▶ The problem:
Quote the entries word for word. Omit the pictures.

== Task material

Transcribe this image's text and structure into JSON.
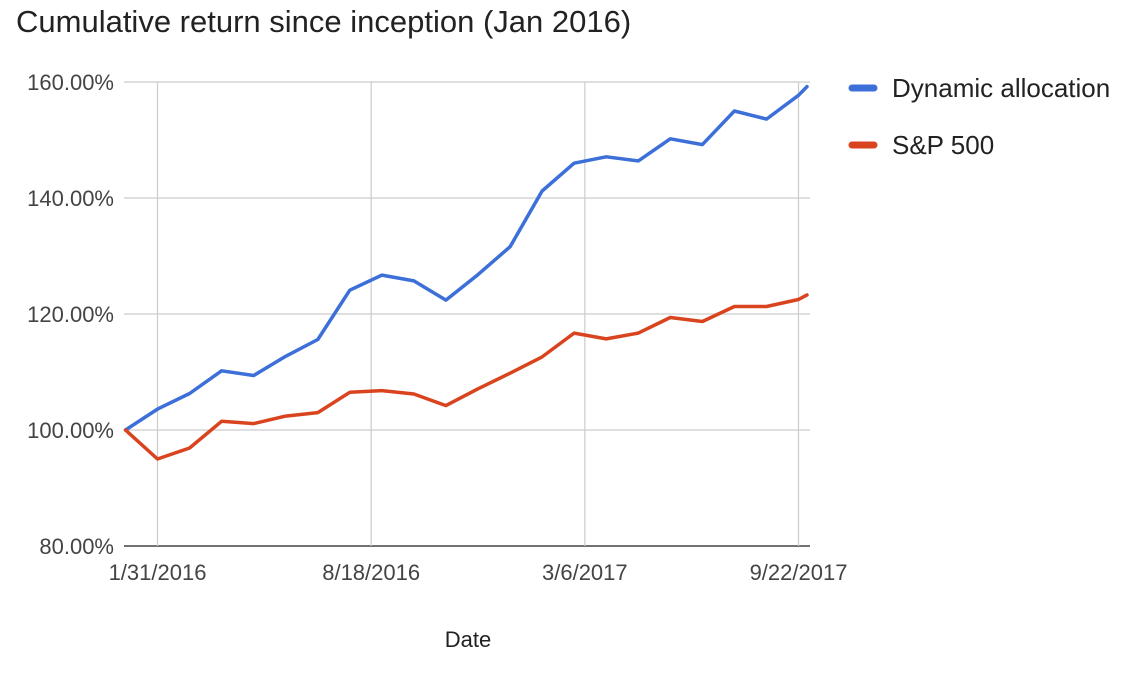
{
  "chart_data": {
    "type": "line",
    "title": "Cumulative return since inception (Jan 2016)",
    "xlabel": "Date",
    "ylabel": "",
    "ylim": [
      80,
      160
    ],
    "y_tick_values": [
      80,
      100,
      120,
      140,
      160
    ],
    "y_tick_labels": [
      "80.00%",
      "100.00%",
      "120.00%",
      "140.00%",
      "160.00%"
    ],
    "x_tick_labels": [
      "1/31/2016",
      "8/18/2016",
      "3/6/2017",
      "9/22/2017"
    ],
    "x": [
      "2016-01-01",
      "2016-01-31",
      "2016-03-01",
      "2016-03-31",
      "2016-04-30",
      "2016-05-30",
      "2016-06-29",
      "2016-07-29",
      "2016-08-28",
      "2016-09-27",
      "2016-10-27",
      "2016-11-26",
      "2016-12-26",
      "2017-01-25",
      "2017-02-24",
      "2017-03-26",
      "2017-04-25",
      "2017-05-25",
      "2017-06-24",
      "2017-07-24",
      "2017-08-23",
      "2017-09-22",
      "2017-09-30"
    ],
    "series": [
      {
        "name": "Dynamic allocation",
        "color": "#3d6fd9",
        "values": [
          100.0,
          103.6,
          106.3,
          110.2,
          109.4,
          112.7,
          115.6,
          124.1,
          126.7,
          125.7,
          122.4,
          126.8,
          131.6,
          141.2,
          146.0,
          147.1,
          146.4,
          150.2,
          149.2,
          155.0,
          153.6,
          157.7,
          159.2
        ]
      },
      {
        "name": "S&P 500",
        "color": "#d9441f",
        "values": [
          100.0,
          95.0,
          96.9,
          101.5,
          101.1,
          102.4,
          103.0,
          106.5,
          106.8,
          106.2,
          104.2,
          107.1,
          109.8,
          112.6,
          116.7,
          115.7,
          116.7,
          119.4,
          118.7,
          121.3,
          121.3,
          122.5,
          123.3
        ]
      }
    ],
    "grid": true,
    "legend_position": "right"
  }
}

====

▶ Finished answer:
Transcribe this image's text and structure into JSON.
{
  "chart_data": {
    "type": "line",
    "title": "Cumulative return since inception (Jan 2016)",
    "xlabel": "Date",
    "ylabel": "",
    "ylim": [
      80,
      160
    ],
    "y_tick_values": [
      80,
      100,
      120,
      140,
      160
    ],
    "y_tick_labels": [
      "80.00%",
      "100.00%",
      "120.00%",
      "140.00%",
      "160.00%"
    ],
    "x_tick_labels": [
      "1/31/2016",
      "8/18/2016",
      "3/6/2017",
      "9/22/2017"
    ],
    "x": [
      "2016-01-01",
      "2016-01-31",
      "2016-03-01",
      "2016-03-31",
      "2016-04-30",
      "2016-05-30",
      "2016-06-29",
      "2016-07-29",
      "2016-08-28",
      "2016-09-27",
      "2016-10-27",
      "2016-11-26",
      "2016-12-26",
      "2017-01-25",
      "2017-02-24",
      "2017-03-26",
      "2017-04-25",
      "2017-05-25",
      "2017-06-24",
      "2017-07-24",
      "2017-08-23",
      "2017-09-22",
      "2017-09-30"
    ],
    "series": [
      {
        "name": "Dynamic allocation",
        "color": "#3d6fd9",
        "values": [
          100.0,
          103.6,
          106.3,
          110.2,
          109.4,
          112.7,
          115.6,
          124.1,
          126.7,
          125.7,
          122.4,
          126.8,
          131.6,
          141.2,
          146.0,
          147.1,
          146.4,
          150.2,
          149.2,
          155.0,
          153.6,
          157.7,
          159.2
        ]
      },
      {
        "name": "S&P 500",
        "color": "#d9441f",
        "values": [
          100.0,
          95.0,
          96.9,
          101.5,
          101.1,
          102.4,
          103.0,
          106.5,
          106.8,
          106.2,
          104.2,
          107.1,
          109.8,
          112.6,
          116.7,
          115.7,
          116.7,
          119.4,
          118.7,
          121.3,
          121.3,
          122.5,
          123.3
        ]
      }
    ],
    "grid": true,
    "legend_position": "right"
  }
}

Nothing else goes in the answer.